Text block:
◇ ◇ ◇ ◇ ◇
For each of the five factors of interest, we ran three analyses: (1) a 2 × 4 repeated measures ANOVA with student year and time predicting factor mean; (2) a 2 × 2 repeated measures ANOVA with gender and time predicting factor mean; and (3) a 2 × 4 repeated measures ANOVA with race and time predicting factor mean. Table 6 summarizes where significance was found in each of these analyses. As expected from the prior results of the matched t-tests, there is a significant main effect of time for nearly every factor. These analyses confirmed our hypotheses that there are variations in these relationships by student characteristics.

Table 6 Significant differences by student groupings, n = 186

Year in program

Table 7 summarizes the main effects of the 2 × 4 repeated measures ANOVA with student year and time predicting factor value. Analyses revealed two statistically significant main effects of students’ year in program: design self-efficacy (F(3,182) = 3.79, p = 0.0173) and sense of belonging to the engineering community (F(3,182) = 2.96, p = 0.0336).
◇ ◇ ◇ ◇ ◇
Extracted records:
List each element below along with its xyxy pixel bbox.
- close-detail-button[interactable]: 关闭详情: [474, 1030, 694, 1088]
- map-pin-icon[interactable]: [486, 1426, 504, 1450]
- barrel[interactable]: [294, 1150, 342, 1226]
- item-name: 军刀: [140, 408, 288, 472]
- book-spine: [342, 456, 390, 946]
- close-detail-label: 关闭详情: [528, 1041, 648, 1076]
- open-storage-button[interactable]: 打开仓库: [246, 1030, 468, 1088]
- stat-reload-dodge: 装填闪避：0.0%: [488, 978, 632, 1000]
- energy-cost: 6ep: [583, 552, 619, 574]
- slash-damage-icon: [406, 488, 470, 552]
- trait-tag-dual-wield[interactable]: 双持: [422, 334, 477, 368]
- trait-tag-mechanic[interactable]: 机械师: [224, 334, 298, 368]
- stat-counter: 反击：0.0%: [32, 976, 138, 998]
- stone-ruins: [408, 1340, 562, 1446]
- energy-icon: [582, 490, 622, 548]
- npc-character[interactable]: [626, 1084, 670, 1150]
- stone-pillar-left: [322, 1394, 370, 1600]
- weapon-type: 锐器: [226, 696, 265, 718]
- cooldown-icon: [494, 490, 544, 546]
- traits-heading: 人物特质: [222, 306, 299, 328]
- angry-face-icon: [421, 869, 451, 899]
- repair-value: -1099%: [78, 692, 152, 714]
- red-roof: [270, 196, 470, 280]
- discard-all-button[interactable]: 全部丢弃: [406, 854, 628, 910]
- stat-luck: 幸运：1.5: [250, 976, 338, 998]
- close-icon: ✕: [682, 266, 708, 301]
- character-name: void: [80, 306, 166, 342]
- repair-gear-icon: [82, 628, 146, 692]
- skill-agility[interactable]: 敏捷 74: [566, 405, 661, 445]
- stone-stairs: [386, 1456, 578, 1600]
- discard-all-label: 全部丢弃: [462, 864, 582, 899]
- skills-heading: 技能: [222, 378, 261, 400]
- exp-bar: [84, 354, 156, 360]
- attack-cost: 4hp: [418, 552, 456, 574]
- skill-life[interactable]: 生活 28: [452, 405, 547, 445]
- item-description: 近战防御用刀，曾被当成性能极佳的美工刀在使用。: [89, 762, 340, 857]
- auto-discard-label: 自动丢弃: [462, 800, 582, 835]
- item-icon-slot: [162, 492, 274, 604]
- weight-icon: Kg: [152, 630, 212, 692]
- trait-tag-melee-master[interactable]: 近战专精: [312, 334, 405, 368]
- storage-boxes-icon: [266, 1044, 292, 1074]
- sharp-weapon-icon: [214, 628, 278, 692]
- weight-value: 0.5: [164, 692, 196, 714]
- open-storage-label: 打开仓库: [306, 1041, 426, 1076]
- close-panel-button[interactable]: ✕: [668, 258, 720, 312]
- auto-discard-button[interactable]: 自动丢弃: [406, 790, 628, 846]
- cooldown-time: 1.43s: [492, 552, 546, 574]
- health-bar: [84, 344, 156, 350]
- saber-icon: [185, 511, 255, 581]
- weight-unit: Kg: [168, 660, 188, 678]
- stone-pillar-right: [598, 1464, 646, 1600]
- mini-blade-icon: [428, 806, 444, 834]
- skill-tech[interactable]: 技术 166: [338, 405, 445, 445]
◇ ◇ ◇ ◇ ◇
Your tasks:
1 – Answer these questions using the statistics text:
(a) How many factors of interest were analyzed?
(b) What F value is given for sense of belonging to the engineering community?
(c) What sample size is shown in the title of Table 6?
2 – Count the lines of the listing that contain the string "character". Reply with only the number.
The statistics text and the listing have nothing to do with each other.

Responses for each task:
1 –
(a) Five
(b) F(3,182) = 2.96
(c) n = 186

2 – 2